● PROBLEM STATEMENT
Report, word for word, every line of the material that contains "cosα".

● DATA TO PROCESS
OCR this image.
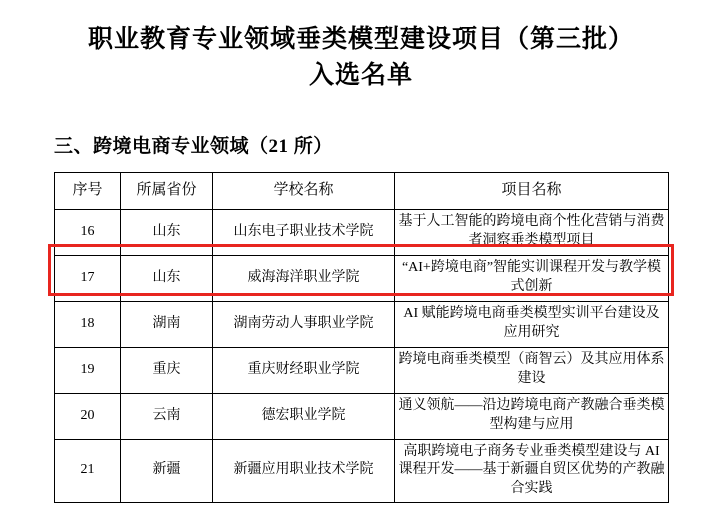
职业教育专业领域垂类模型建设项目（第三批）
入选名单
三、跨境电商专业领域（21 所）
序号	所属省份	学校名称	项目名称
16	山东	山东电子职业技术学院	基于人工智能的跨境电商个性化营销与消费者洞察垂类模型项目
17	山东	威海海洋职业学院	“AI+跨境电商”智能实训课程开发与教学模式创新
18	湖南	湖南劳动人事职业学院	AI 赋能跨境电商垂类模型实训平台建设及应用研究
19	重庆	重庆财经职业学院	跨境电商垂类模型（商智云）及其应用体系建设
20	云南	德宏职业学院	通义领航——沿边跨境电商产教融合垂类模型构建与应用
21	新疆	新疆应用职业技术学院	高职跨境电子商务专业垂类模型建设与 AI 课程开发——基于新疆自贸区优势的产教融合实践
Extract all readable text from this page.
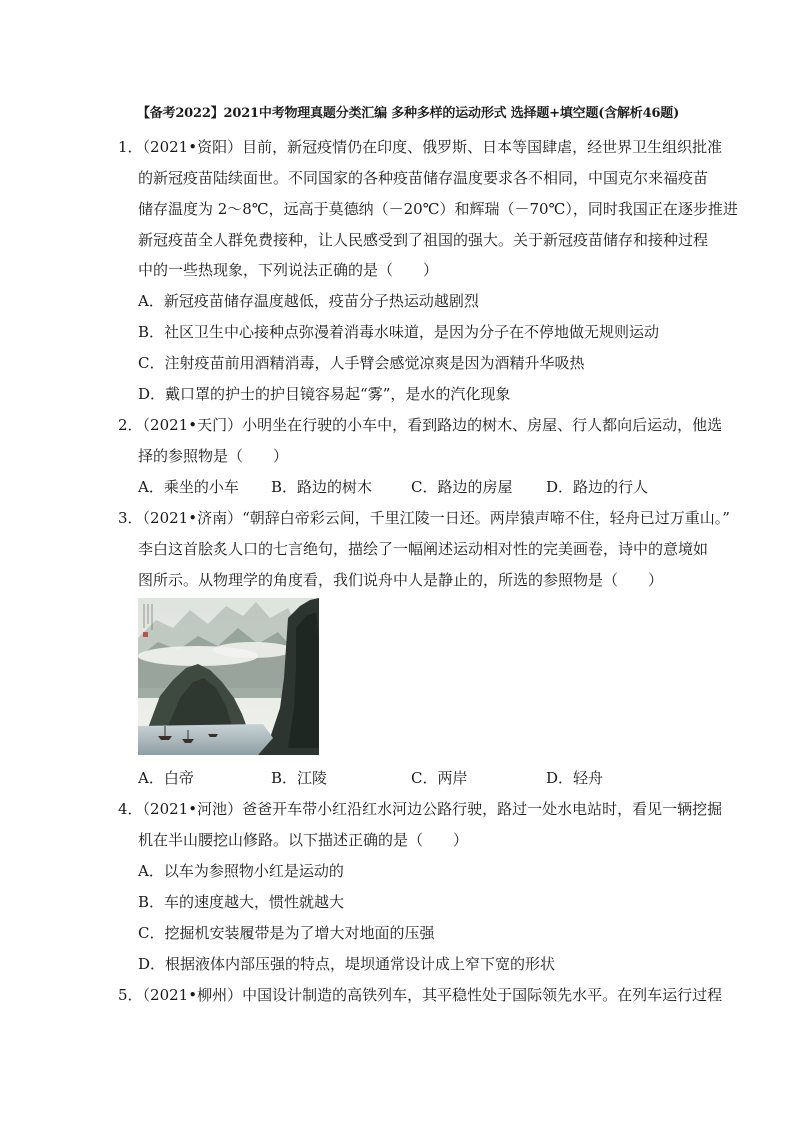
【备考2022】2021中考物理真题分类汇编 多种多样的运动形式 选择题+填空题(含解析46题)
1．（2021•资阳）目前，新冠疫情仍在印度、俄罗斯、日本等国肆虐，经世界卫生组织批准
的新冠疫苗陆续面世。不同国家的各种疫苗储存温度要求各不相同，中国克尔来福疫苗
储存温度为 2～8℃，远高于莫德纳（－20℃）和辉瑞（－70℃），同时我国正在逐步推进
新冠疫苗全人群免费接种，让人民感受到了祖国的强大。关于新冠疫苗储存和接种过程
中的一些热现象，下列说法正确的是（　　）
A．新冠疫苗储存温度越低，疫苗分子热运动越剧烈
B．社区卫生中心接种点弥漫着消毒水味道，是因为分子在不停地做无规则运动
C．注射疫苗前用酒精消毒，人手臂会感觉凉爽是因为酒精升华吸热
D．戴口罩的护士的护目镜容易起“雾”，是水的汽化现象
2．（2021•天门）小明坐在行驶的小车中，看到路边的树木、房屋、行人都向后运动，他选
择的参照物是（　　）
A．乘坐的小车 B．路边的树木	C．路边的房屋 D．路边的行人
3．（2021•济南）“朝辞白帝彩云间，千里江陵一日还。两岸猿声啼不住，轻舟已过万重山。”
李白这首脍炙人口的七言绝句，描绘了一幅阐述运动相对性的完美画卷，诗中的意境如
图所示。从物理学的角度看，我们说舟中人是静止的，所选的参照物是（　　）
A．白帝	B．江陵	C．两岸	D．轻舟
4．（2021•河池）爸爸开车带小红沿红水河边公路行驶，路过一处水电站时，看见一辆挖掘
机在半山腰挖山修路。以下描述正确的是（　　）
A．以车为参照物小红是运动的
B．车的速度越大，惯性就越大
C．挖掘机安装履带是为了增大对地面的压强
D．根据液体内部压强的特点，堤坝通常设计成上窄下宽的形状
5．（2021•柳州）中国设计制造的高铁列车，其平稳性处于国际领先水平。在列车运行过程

---

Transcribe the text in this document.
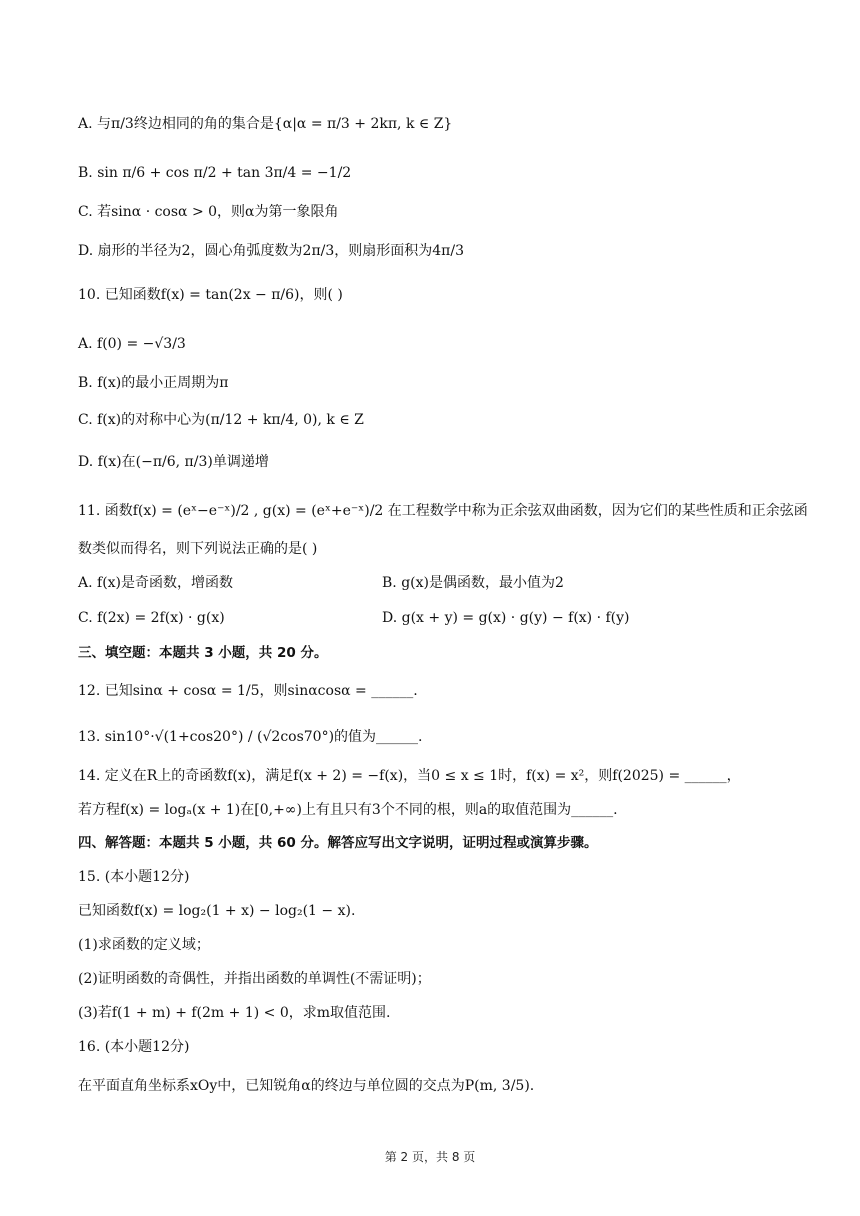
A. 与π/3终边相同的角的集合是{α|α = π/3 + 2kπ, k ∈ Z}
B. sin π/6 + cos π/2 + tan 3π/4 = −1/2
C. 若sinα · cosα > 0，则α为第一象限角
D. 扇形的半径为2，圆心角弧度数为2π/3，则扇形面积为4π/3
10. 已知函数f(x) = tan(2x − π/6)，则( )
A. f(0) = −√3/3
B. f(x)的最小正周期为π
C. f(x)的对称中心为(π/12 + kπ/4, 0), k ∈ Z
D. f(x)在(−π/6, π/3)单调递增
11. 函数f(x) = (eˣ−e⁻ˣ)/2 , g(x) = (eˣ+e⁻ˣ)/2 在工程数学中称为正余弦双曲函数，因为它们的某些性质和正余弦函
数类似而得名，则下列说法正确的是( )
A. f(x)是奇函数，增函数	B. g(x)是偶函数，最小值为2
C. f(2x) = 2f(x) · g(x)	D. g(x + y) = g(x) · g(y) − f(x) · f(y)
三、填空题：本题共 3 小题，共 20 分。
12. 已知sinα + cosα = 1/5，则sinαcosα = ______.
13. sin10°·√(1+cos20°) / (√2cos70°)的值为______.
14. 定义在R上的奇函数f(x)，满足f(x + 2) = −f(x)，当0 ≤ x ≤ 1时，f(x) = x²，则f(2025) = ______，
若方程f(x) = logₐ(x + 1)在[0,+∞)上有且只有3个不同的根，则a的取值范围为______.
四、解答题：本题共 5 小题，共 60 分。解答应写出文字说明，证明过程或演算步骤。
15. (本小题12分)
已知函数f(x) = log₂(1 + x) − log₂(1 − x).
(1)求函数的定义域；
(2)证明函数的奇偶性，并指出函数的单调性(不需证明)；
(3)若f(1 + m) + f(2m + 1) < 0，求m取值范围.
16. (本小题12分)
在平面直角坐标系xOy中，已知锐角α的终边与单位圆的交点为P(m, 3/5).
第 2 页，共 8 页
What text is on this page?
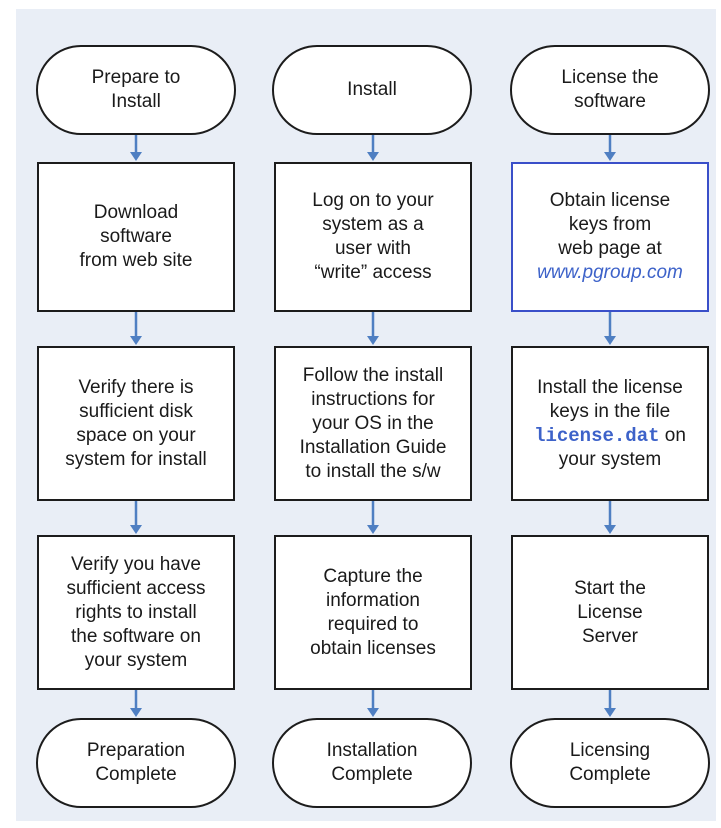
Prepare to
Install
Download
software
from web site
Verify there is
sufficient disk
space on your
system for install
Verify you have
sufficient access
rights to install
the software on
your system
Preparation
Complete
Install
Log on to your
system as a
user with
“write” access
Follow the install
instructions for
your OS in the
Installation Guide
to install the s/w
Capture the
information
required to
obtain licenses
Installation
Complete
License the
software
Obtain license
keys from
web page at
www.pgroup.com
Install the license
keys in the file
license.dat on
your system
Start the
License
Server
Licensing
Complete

● RESULT BELOW
C. 若sinα · cosα > 0，则α为第一象限角
12. 已知sinα + cosα = 1/5，则sinαcosα = ______.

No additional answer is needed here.